Set problem:
Make an exact copy of all the entries, with the pictures left out.

Rows from a figure dataset

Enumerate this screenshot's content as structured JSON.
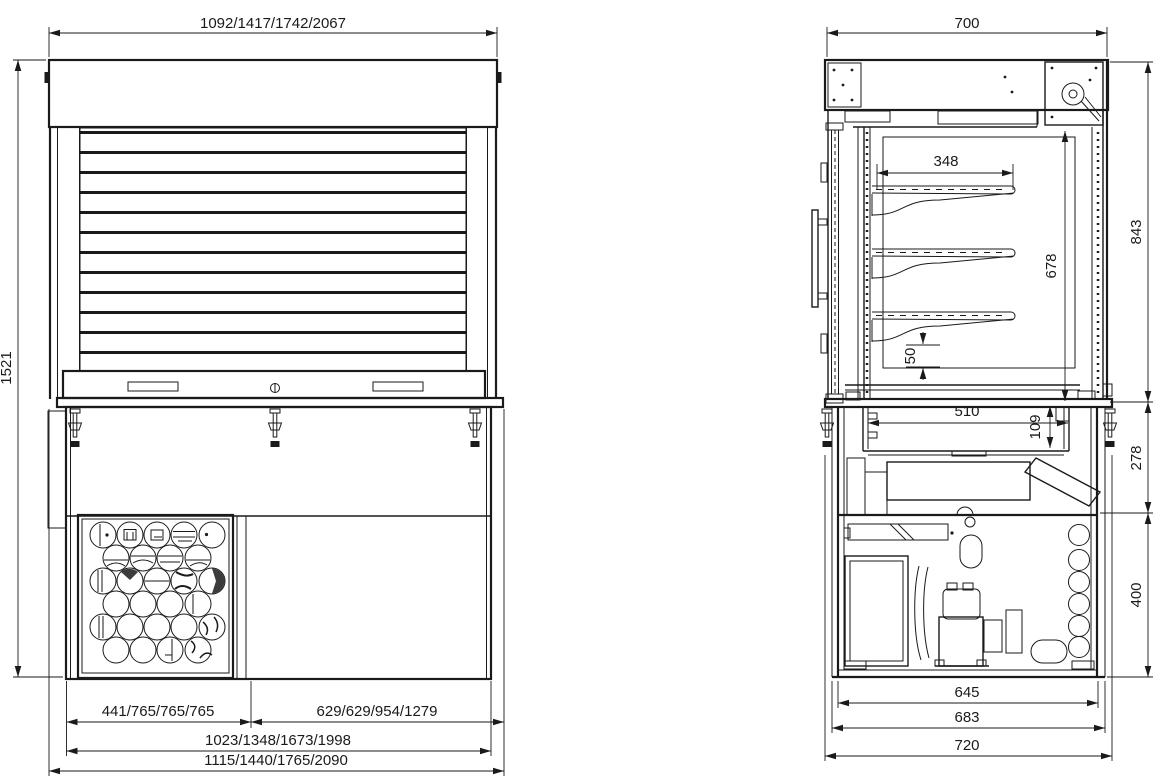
{
  "drawing_type": "technical dimension drawing, refrigerated display case with roller shutter",
  "line_color": "#1a1a1a",
  "background": "#ffffff",
  "front_view": {
    "name": "front elevation with roller shutter",
    "dims": {
      "overall_width_top": "1092/1417/1742/2067",
      "overall_height": "1521",
      "grille_width": "441/765/765/765",
      "right_section_width": "629/629/954/1279",
      "body_width": "1023/1348/1673/1998",
      "overall_width_bottom": "1115/1440/1765/2090"
    }
  },
  "side_view": {
    "name": "side section",
    "dims": {
      "overall_depth_top": "700",
      "shelf_depth": "348",
      "interior_height": "678",
      "display_height": "843",
      "well_section_height": "278",
      "base_section_height": "400",
      "well_width": "510",
      "well_depth": "109",
      "shelf_pitch": "50",
      "base_inner_depth": "645",
      "base_body_depth": "683",
      "overall_depth_bottom": "720"
    }
  }
}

Response:
Enumerate this screenshot's content as structured JSON.
{
  "drawing_type": "technical dimension drawing, refrigerated display case with roller shutter",
  "line_color": "#1a1a1a",
  "background": "#ffffff",
  "front_view": {
    "name": "front elevation with roller shutter",
    "dims": {
      "overall_width_top": "1092/1417/1742/2067",
      "overall_height": "1521",
      "grille_width": "441/765/765/765",
      "right_section_width": "629/629/954/1279",
      "body_width": "1023/1348/1673/1998",
      "overall_width_bottom": "1115/1440/1765/2090"
    }
  },
  "side_view": {
    "name": "side section",
    "dims": {
      "overall_depth_top": "700",
      "shelf_depth": "348",
      "interior_height": "678",
      "display_height": "843",
      "well_section_height": "278",
      "base_section_height": "400",
      "well_width": "510",
      "well_depth": "109",
      "shelf_pitch": "50",
      "base_inner_depth": "645",
      "base_body_depth": "683",
      "overall_depth_bottom": "720"
    }
  }
}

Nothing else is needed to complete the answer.